- Task data:
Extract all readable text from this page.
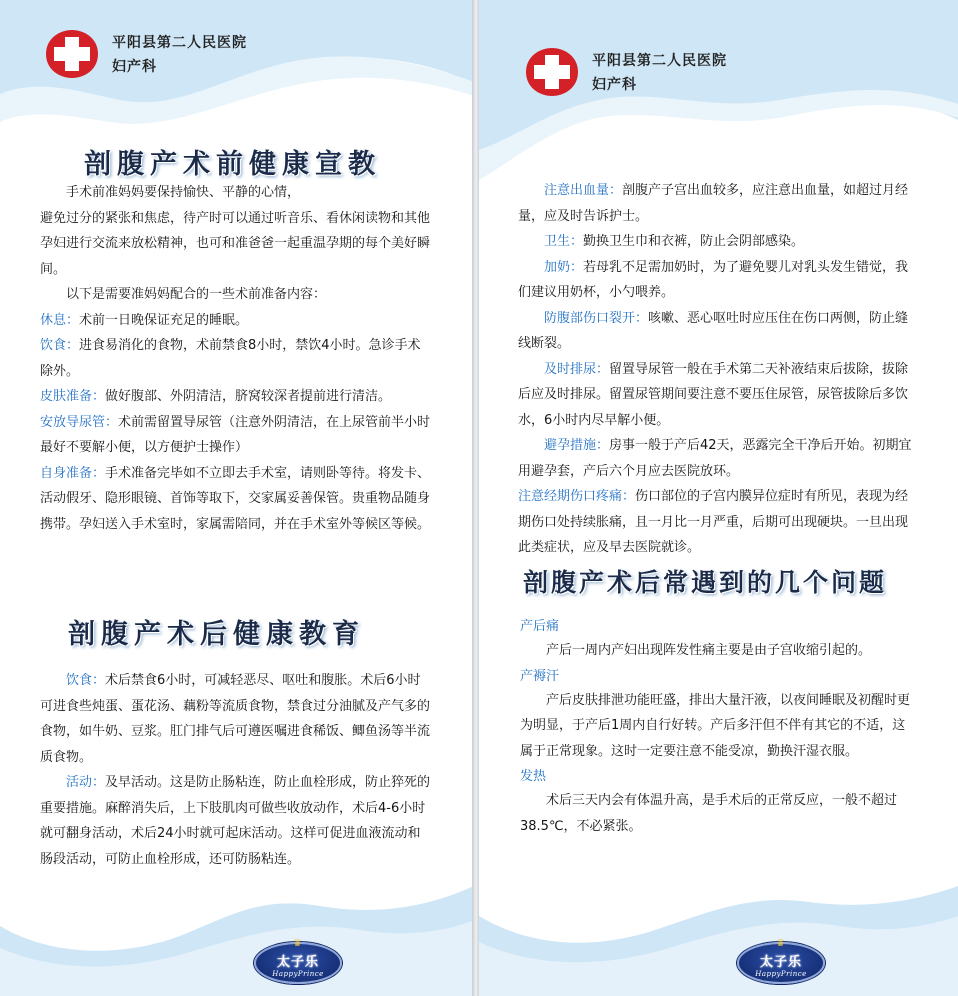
平阳县第二人民医院
妇产科
剖腹产术前健康宣教

手术前准妈妈要保持愉快、平静的心情，

避免过分的紧张和焦虑，待产时可以通过听音乐、看休闲读物和其他孕妇进行交流来放松精神，也可和准爸爸一起重温孕期的每个美好瞬间。

以下是需要准妈妈配合的一些术前准备内容：

休息：术前一日晚保证充足的睡眠。

饮食：进食易消化的食物，术前禁食8小时，禁饮4小时。急诊手术除外。

皮肤准备：做好腹部、外阴清洁，脐窝较深者提前进行清洁。

安放导尿管：术前需留置导尿管（注意外阴清洁，在上尿管前半小时最好不要解小便，以方便护士操作）

自身准备：手术准备完毕如不立即去手术室，请则卧等待。将发卡、活动假牙、隐形眼镜、首饰等取下，交家属妥善保管。贵重物品随身携带。孕妇送入手术室时，家属需陪同，并在手术室外等候区等候。

剖腹产术后健康教育

饮食：术后禁食6小时，可减轻恶尽、呕吐和腹胀。术后6小时可进食些炖蛋、蛋花汤、藕粉等流质食物，禁食过分油腻及产气多的食物，如牛奶、豆浆。肛门排气后可遵医嘱进食稀饭、鲫鱼汤等半流质食物。

活动：及早活动。这是防止肠粘连，防止血栓形成，防止猝死的重要措施。麻醉消失后，上下肢肌肉可做些收放动作，术后4-6小时就可翻身活动，术后24小时就可起床活动。这样可促进血液流动和肠段活动，可防止血栓形成，还可防肠粘连。

♛
太子乐
HappyPrince
平阳县第二人民医院
妇产科

注意出血量：剖腹产子宫出血较多，应注意出血量，如超过月经量，应及时告诉护士。

卫生：勤换卫生巾和衣裤，防止会阴部感染。

加奶：若母乳不足需加奶时，为了避免婴儿对乳头发生错觉，我们建议用奶杯，小勺喂养。

防腹部伤口裂开：咳嗽、恶心呕吐时应压住在伤口两侧，防止缝线断裂。

及时排尿：留置导尿管一般在手术第二天补液结束后拔除，拔除后应及时排尿。留置尿管期间要注意不要压住尿管，尿管拔除后多饮水，6小时内尽早解小便。

避孕措施：房事一般于产后42天，恶露完全干净后开始。初期宜用避孕套，产后六个月应去医院放环。

注意经期伤口疼痛：伤口部位的子宫内膜异位症时有所见，表现为经期伤口处持续胀痛，且一月比一月严重，后期可出现硬块。一旦出现此类症状，应及早去医院就诊。

剖腹产术后常遇到的几个问题

产后痛

产后一周内产妇出现阵发性痛主要是由子宫收缩引起的。

产褥汗

产后皮肤排泄功能旺盛，排出大量汗液，以夜间睡眠及初醒时更为明显，于产后1周内自行好转。产后多汗但不伴有其它的不适，这属于正常现象。这时一定要注意不能受凉，勤换汗湿衣服。

发热

术后三天内会有体温升高，是手术后的正常反应，一般不超过38.5℃，不必紧张。

♛
太子乐
HappyPrince
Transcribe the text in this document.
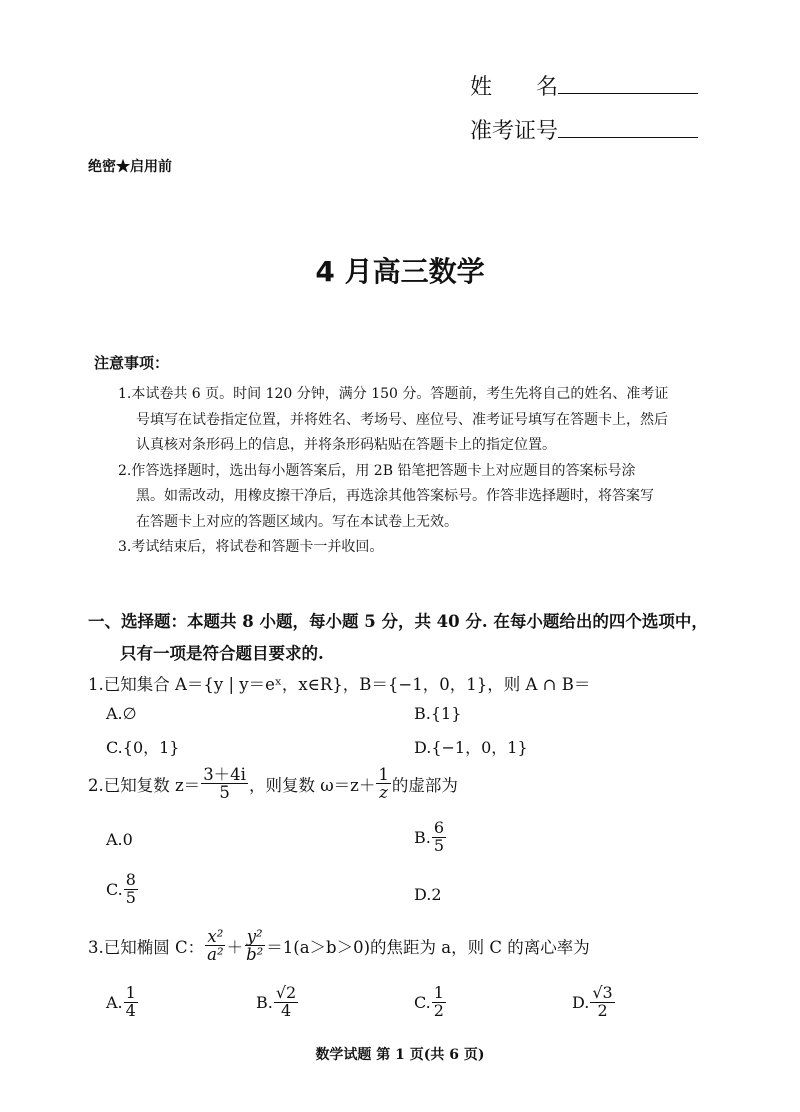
姓　　名
准考证号
绝密★启用前
4 月高三数学
注意事项：

1.本试卷共 6 页。时间 120 分钟，满分 150 分。答题前，考生先将自己的姓名、准考证

号填写在试卷指定位置，并将姓名、考场号、座位号、准考证号填写在答题卡上，然后

认真核对条形码上的信息，并将条形码粘贴在答题卡上的指定位置。

2.作答选择题时，选出每小题答案后，用 2B 铅笔把答题卡上对应题目的答案标号涂

黑。如需改动，用橡皮擦干净后，再选涂其他答案标号。作答非选择题时，将答案写

在答题卡上对应的答题区域内。写在本试卷上无效。

3.考试结束后，将试卷和答题卡一并收回。

一、选择题：本题共 8 小题，每小题 5 分，共 40 分. 在每小题给出的四个选项中，
只有一项是符合题目要求的.
1.已知集合 A＝{y | y＝eˣ，x∈R}，B＝{−1，0，1}，则 A ∩ B＝
A.∅	B.{1}
C.{0，1}	D.{−1，0，1}
2.已知复数 $z= \frac{3+4i}{5}$ ，则复数 $\omega=z+ \frac{1}{z}$ 的虚部为
A.0	B. $\frac{6}{5}$
C. $\frac{8}{5}$	D.2
3.已知椭圆 C： $\frac{\text{x²}}{\text{a²}} + \frac{\text{y²}}{\text{b²}} =1(a>b>0)$的焦距为 a，则 C 的离心率为
A. $\frac{1}{4}$	B. $\frac{√2}{4}$	C. $\frac{1}{2}$	D. $\frac{√3}{2}$
数学试题 第 1 页(共 6 页)
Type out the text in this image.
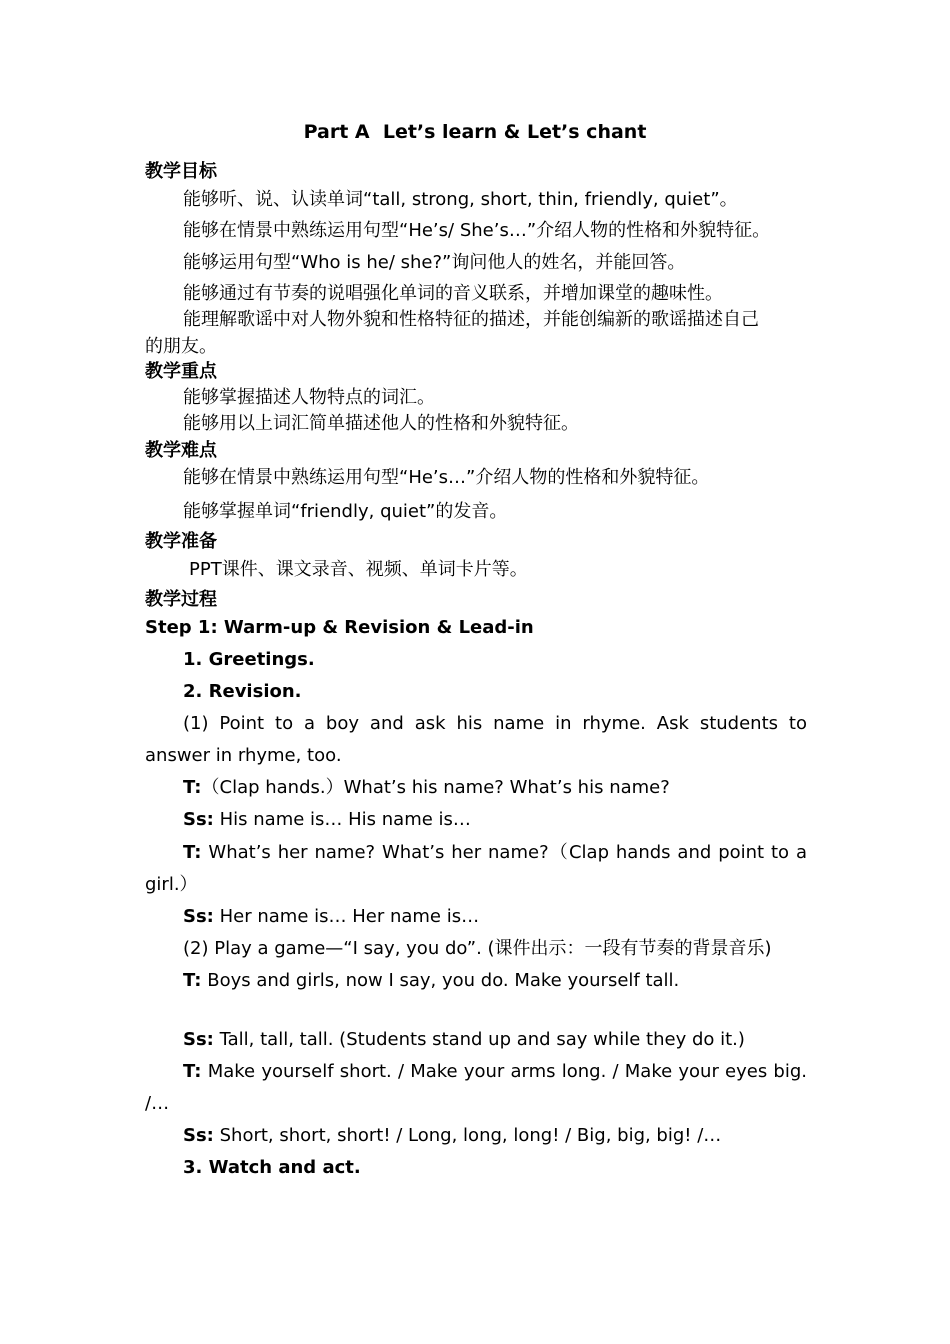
Part A  Let’s learn & Let’s chant
教学目标
能够听、说、认读单词“tall, strong, short, thin, friendly, quiet”。
能够在情景中熟练运用句型“He’s/ She’s…”介绍人物的性格和外貌特征。
能够运用句型“Who is he/ she?”询问他人的姓名，并能回答。
能够通过有节奏的说唱强化单词的音义联系，并增加课堂的趣味性。
能理解歌谣中对人物外貌和性格特征的描述，并能创编新的歌谣描述自己
的朋友。
教学重点
能够掌握描述人物特点的词汇。
能够用以上词汇简单描述他人的性格和外貌特征。
教学难点
能够在情景中熟练运用句型“He’s…”介绍人物的性格和外貌特征。
能够掌握单词“friendly, quiet”的发音。
教学准备
PPT课件、课文录音、视频、单词卡片等。
教学过程
Step 1: Warm-up & Revision & Lead-in
1. Greetings.
2. Revision.
(1) Point to a boy and ask his name in rhyme. Ask students to answer in rhyme, too.
T:（Clap hands.）What’s his name? What’s his name?
Ss: His name is… His name is…
T: What’s her name? What’s her name?（Clap hands and point to a girl.）
Ss: Her name is… Her name is…
(2) Play a game—“I say, you do”. (课件出示：一段有节奏的背景音乐)
T: Boys and girls, now I say, you do. Make yourself tall.
Ss: Tall, tall, tall. (Students stand up and say while they do it.)
T: Make yourself short. / Make your arms long. / Make your eyes big. /…
Ss: Short, short, short! / Long, long, long! / Big, big, big! /…
3. Watch and act.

- What you will do:
Sift the material for lines with the string "long". Copy each one found.

- Solution to this exercise:
T: Make yourself short. / Make your arms long. / Make your eyes big. /…
Ss: Short, short, short! / Long, long, long! / Big, big, big! /…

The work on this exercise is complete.